- Written exercise:
Using the records below, count the lines with "GARD" in them. Give the number only.

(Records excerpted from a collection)
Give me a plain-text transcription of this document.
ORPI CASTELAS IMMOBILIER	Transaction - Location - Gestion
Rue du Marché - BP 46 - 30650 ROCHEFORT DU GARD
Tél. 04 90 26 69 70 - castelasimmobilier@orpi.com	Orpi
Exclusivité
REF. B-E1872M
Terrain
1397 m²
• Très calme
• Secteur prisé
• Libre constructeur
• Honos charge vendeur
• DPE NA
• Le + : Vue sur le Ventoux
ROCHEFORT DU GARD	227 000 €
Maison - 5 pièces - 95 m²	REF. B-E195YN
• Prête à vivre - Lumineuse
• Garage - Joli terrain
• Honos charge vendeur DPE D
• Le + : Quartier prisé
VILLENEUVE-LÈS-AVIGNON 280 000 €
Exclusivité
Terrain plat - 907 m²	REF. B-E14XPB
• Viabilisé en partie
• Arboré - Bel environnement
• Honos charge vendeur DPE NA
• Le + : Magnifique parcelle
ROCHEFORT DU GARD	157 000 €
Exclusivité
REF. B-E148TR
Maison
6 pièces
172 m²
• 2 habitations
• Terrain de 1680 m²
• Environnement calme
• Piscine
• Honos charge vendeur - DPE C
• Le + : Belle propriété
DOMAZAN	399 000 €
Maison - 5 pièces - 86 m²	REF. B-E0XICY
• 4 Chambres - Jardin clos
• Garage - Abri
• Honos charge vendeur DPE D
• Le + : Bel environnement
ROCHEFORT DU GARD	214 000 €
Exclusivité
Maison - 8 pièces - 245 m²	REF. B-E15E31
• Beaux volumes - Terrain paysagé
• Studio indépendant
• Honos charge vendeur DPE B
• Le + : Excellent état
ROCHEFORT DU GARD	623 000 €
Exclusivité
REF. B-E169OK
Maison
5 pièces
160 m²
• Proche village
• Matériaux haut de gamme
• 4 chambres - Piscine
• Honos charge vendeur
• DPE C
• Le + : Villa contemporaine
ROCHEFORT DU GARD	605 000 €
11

- Complete output:
6